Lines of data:
■ ■ ■ ■ ■ ■ ■

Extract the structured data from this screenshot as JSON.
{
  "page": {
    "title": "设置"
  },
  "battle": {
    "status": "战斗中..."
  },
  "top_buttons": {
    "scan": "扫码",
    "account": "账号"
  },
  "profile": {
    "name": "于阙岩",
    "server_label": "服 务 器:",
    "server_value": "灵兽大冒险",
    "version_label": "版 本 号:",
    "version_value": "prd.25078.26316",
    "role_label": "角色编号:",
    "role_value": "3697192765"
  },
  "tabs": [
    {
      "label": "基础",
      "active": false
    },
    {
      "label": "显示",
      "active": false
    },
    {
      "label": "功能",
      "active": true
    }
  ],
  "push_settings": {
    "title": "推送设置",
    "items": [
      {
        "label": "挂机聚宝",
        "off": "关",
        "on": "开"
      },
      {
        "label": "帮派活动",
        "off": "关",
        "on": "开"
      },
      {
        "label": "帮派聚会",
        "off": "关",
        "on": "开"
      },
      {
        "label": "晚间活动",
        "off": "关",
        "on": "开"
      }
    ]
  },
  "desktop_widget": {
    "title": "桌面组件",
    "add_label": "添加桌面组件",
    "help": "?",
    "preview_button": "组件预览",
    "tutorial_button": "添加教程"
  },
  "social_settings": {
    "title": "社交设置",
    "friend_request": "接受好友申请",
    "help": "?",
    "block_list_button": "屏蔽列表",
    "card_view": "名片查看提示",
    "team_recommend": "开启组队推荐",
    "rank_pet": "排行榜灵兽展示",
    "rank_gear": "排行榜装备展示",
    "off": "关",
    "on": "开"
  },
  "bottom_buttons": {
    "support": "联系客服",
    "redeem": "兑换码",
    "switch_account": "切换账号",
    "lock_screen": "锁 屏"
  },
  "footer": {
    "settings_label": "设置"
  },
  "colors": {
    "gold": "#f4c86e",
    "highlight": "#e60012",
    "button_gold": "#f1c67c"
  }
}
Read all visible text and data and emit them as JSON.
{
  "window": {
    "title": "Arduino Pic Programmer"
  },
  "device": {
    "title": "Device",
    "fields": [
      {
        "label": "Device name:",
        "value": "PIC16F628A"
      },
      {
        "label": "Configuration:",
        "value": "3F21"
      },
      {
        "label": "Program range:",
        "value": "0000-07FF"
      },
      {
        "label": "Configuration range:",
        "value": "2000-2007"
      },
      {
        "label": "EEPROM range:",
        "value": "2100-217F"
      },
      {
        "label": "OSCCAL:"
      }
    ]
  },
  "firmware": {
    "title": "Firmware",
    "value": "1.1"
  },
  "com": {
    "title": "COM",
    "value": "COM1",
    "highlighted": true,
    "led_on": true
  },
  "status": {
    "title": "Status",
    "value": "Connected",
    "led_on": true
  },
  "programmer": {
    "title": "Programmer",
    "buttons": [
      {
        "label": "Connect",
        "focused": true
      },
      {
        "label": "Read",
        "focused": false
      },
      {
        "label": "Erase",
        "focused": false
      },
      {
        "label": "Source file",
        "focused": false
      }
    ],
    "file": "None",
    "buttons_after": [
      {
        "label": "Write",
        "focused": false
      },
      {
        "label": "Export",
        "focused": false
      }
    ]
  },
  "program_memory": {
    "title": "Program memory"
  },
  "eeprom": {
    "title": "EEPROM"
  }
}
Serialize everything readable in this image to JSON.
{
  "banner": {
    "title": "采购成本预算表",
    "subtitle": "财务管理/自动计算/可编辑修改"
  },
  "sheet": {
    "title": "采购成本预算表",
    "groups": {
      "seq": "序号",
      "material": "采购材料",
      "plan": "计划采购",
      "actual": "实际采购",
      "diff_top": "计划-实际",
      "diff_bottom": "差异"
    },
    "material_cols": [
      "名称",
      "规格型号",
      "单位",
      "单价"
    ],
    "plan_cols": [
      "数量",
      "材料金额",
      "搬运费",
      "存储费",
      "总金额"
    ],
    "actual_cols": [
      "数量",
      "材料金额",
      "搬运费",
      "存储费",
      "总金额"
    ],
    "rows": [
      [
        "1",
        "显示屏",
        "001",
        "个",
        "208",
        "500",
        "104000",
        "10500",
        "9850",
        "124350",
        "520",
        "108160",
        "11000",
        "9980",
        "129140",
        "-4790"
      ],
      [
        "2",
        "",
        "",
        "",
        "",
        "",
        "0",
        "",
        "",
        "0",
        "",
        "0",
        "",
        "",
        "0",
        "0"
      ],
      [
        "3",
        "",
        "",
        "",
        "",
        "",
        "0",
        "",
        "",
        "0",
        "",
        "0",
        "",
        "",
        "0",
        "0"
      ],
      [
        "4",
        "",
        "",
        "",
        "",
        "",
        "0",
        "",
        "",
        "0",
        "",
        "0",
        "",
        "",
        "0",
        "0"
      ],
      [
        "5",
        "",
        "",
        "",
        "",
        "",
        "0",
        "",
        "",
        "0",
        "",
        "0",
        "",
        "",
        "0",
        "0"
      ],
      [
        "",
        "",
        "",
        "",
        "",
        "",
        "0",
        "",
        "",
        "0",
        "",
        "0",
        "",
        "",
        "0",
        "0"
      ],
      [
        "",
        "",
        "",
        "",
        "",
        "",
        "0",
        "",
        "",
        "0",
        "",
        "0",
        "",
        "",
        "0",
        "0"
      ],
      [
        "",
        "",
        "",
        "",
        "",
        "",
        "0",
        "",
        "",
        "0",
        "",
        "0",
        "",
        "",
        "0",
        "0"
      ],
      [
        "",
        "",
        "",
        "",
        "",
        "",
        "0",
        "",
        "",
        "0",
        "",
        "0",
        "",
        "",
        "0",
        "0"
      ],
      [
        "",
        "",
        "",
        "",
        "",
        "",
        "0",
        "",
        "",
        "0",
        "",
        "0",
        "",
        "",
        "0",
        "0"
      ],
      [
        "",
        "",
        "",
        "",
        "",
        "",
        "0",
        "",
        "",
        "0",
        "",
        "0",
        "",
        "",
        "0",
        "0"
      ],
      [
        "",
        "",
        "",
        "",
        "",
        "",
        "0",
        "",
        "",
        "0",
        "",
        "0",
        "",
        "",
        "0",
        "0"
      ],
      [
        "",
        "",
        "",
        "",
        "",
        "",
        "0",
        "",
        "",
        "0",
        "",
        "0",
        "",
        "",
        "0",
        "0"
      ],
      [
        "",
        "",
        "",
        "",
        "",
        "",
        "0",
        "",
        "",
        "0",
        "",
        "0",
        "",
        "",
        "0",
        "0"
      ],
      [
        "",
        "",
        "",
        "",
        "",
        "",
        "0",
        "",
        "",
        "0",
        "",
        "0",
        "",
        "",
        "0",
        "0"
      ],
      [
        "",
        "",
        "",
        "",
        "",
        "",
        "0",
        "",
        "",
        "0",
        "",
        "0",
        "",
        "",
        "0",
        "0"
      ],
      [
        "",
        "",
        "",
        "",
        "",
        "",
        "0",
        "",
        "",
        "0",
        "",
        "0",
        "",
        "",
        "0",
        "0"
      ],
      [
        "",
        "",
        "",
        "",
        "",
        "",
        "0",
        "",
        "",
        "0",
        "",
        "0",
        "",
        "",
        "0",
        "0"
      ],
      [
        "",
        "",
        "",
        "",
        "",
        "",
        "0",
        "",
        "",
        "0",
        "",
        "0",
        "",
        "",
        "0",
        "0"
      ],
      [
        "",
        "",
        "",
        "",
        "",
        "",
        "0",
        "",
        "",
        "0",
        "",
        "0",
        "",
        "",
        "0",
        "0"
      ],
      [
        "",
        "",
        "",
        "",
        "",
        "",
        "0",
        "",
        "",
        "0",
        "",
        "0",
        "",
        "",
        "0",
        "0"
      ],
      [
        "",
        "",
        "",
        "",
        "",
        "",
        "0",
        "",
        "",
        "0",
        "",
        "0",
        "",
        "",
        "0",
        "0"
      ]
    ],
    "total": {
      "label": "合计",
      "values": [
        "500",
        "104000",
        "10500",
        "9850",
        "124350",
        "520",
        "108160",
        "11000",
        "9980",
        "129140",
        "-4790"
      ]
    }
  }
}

■ ■ ■ ■ ■ ■ ■

** REQUIREMENT **
Search the records for the word "Configuration" and copy every line where it occurs.

** TASK SOLUTION **
        "label": "Configuration:",
        "label": "Configuration range:",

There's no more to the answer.